Retype the data below without altering anything.

+++ The records

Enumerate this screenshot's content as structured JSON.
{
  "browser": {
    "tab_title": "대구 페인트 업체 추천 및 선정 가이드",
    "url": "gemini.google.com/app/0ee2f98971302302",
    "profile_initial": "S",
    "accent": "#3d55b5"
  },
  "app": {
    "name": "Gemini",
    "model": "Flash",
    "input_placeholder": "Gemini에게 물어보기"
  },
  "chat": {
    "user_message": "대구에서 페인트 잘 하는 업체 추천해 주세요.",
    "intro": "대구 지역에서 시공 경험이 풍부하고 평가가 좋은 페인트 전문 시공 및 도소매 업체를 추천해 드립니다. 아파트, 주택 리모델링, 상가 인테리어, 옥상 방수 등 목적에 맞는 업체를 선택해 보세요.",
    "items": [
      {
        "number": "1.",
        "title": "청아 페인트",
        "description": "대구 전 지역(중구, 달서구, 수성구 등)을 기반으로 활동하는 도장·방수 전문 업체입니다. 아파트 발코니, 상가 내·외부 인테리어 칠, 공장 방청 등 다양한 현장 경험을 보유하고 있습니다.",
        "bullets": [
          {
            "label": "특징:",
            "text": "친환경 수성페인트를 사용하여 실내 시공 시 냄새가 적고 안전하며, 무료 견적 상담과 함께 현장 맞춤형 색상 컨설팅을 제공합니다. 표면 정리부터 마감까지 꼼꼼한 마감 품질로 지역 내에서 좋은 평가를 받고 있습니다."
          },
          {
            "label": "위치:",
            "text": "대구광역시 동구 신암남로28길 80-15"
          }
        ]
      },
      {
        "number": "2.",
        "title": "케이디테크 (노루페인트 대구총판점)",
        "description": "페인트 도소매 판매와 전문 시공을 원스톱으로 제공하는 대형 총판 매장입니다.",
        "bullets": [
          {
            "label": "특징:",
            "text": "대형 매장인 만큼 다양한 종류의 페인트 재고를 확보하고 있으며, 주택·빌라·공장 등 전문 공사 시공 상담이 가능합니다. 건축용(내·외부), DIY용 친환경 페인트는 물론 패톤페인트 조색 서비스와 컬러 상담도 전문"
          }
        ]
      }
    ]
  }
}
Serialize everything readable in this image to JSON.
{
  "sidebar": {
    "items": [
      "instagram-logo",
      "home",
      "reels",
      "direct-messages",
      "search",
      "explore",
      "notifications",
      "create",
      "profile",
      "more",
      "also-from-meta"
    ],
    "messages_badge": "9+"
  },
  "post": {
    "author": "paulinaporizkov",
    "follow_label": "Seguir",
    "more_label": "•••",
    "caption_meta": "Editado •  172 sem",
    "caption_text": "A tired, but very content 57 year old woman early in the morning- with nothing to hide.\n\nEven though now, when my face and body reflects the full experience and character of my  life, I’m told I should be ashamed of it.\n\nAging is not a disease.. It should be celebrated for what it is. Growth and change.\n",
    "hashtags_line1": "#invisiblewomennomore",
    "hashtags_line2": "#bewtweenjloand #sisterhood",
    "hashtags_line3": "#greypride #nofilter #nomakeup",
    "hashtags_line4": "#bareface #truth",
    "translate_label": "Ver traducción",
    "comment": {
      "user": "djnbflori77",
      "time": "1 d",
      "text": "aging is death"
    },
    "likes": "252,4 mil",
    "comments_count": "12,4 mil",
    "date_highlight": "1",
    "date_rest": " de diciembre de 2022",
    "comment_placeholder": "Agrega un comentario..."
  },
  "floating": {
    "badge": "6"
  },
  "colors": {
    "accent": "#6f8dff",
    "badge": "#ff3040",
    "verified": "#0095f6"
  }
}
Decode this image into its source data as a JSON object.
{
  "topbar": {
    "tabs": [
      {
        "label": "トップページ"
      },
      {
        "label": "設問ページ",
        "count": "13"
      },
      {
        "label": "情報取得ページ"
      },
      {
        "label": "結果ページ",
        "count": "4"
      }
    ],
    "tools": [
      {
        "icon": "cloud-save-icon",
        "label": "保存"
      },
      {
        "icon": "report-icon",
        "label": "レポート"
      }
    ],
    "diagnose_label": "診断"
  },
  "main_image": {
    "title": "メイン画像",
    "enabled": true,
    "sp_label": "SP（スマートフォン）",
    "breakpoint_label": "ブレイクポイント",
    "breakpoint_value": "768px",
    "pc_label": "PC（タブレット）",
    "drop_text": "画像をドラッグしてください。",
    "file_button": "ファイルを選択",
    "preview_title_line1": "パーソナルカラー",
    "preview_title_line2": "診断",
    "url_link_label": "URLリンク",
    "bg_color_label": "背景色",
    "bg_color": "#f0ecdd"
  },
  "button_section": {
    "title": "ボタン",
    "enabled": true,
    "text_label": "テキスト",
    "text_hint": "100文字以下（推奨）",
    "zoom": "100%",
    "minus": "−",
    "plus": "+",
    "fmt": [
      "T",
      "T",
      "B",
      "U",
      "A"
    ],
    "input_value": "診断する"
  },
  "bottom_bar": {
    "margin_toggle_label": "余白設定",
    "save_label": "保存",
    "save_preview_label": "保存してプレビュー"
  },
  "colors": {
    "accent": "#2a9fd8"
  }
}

++++++

> The completed task
Enumerate this screenshot's content as structured JSON.
{
  "browser": {
    "tab_title": "대구 페인트 업체 추천 및 선정 가이드",
    "url": "gemini.google.com/app/0ee2f98971302302",
    "profile_initial": "S",
    "accent": "#3d55b5"
  },
  "app": {
    "name": "Gemini",
    "model": "Flash",
    "input_placeholder": "Gemini에게 물어보기"
  },
  "chat": {
    "user_message": "대구에서 페인트 잘 하는 업체 추천해 주세요.",
    "intro": "대구 지역에서 시공 경험이 풍부하고 평가가 좋은 페인트 전문 시공 및 도소매 업체를 추천해 드립니다. 아파트, 주택 리모델링, 상가 인테리어, 옥상 방수 등 목적에 맞는 업체를 선택해 보세요.",
    "items": [
      {
        "number": "1.",
        "title": "청아 페인트",
        "description": "대구 전 지역(중구, 달서구, 수성구 등)을 기반으로 활동하는 도장·방수 전문 업체입니다. 아파트 발코니, 상가 내·외부 인테리어 칠, 공장 방청 등 다양한 현장 경험을 보유하고 있습니다.",
        "bullets": [
          {
            "label": "특징:",
            "text": "친환경 수성페인트를 사용하여 실내 시공 시 냄새가 적고 안전하며, 무료 견적 상담과 함께 현장 맞춤형 색상 컨설팅을 제공합니다. 표면 정리부터 마감까지 꼼꼼한 마감 품질로 지역 내에서 좋은 평가를 받고 있습니다."
          },
          {
            "label": "위치:",
            "text": "대구광역시 동구 신암남로28길 80-15"
          }
        ]
      },
      {
        "number": "2.",
        "title": "케이디테크 (노루페인트 대구총판점)",
        "description": "페인트 도소매 판매와 전문 시공을 원스톱으로 제공하는 대형 총판 매장입니다.",
        "bullets": [
          {
            "label": "특징:",
            "text": "대형 매장인 만큼 다양한 종류의 페인트 재고를 확보하고 있으며, 주택·빌라·공장 등 전문 공사 시공 상담이 가능합니다. 건축용(내·외부), DIY용 친환경 페인트는 물론 패톤페인트 조색 서비스와 컬러 상담도 전문"
          }
        ]
      }
    ]
  }
}
Serialize everything readable in this image to JSON.
{
  "sidebar": {
    "items": [
      "instagram-logo",
      "home",
      "reels",
      "direct-messages",
      "search",
      "explore",
      "notifications",
      "create",
      "profile",
      "more",
      "also-from-meta"
    ],
    "messages_badge": "9+"
  },
  "post": {
    "author": "paulinaporizkov",
    "follow_label": "Seguir",
    "more_label": "•••",
    "caption_meta": "Editado •  172 sem",
    "caption_text": "A tired, but very content 57 year old woman early in the morning- with nothing to hide.\n\nEven though now, when my face and body reflects the full experience and character of my  life, I’m told I should be ashamed of it.\n\nAging is not a disease.. It should be celebrated for what it is. Growth and change.\n",
    "hashtags_line1": "#invisiblewomennomore",
    "hashtags_line2": "#bewtweenjloand #sisterhood",
    "hashtags_line3": "#greypride #nofilter #nomakeup",
    "hashtags_line4": "#bareface #truth",
    "translate_label": "Ver traducción",
    "comment": {
      "user": "djnbflori77",
      "time": "1 d",
      "text": "aging is death"
    },
    "likes": "252,4 mil",
    "comments_count": "12,4 mil",
    "date_highlight": "1",
    "date_rest": " de diciembre de 2022",
    "comment_placeholder": "Agrega un comentario..."
  },
  "floating": {
    "badge": "6"
  },
  "colors": {
    "accent": "#6f8dff",
    "badge": "#ff3040",
    "verified": "#0095f6"
  }
}
Decode this image into its source data as a JSON object.
{
  "topbar": {
    "tabs": [
      {
        "label": "トップページ"
      },
      {
        "label": "設問ページ",
        "count": "13"
      },
      {
        "label": "情報取得ページ"
      },
      {
        "label": "結果ページ",
        "count": "4"
      }
    ],
    "tools": [
      {
        "icon": "cloud-save-icon",
        "label": "保存"
      },
      {
        "icon": "report-icon",
        "label": "レポート"
      }
    ],
    "diagnose_label": "診断"
  },
  "main_image": {
    "title": "メイン画像",
    "enabled": true,
    "sp_label": "SP（スマートフォン）",
    "breakpoint_label": "ブレイクポイント",
    "breakpoint_value": "768px",
    "pc_label": "PC（タブレット）",
    "drop_text": "画像をドラッグしてください。",
    "file_button": "ファイルを選択",
    "preview_title_line1": "パーソナルカラー",
    "preview_title_line2": "診断",
    "url_link_label": "URLリンク",
    "bg_color_label": "背景色",
    "bg_color": "#f0ecdd"
  },
  "button_section": {
    "title": "ボタン",
    "enabled": true,
    "text_label": "テキスト",
    "text_hint": "100文字以下（推奨）",
    "zoom": "100%",
    "minus": "−",
    "plus": "+",
    "fmt": [
      "T",
      "T",
      "B",
      "U",
      "A"
    ],
    "input_value": "診断する"
  },
  "bottom_bar": {
    "margin_toggle_label": "余白設定",
    "save_label": "保存",
    "save_preview_label": "保存してプレビュー"
  },
  "colors": {
    "accent": "#2a9fd8"
  }
}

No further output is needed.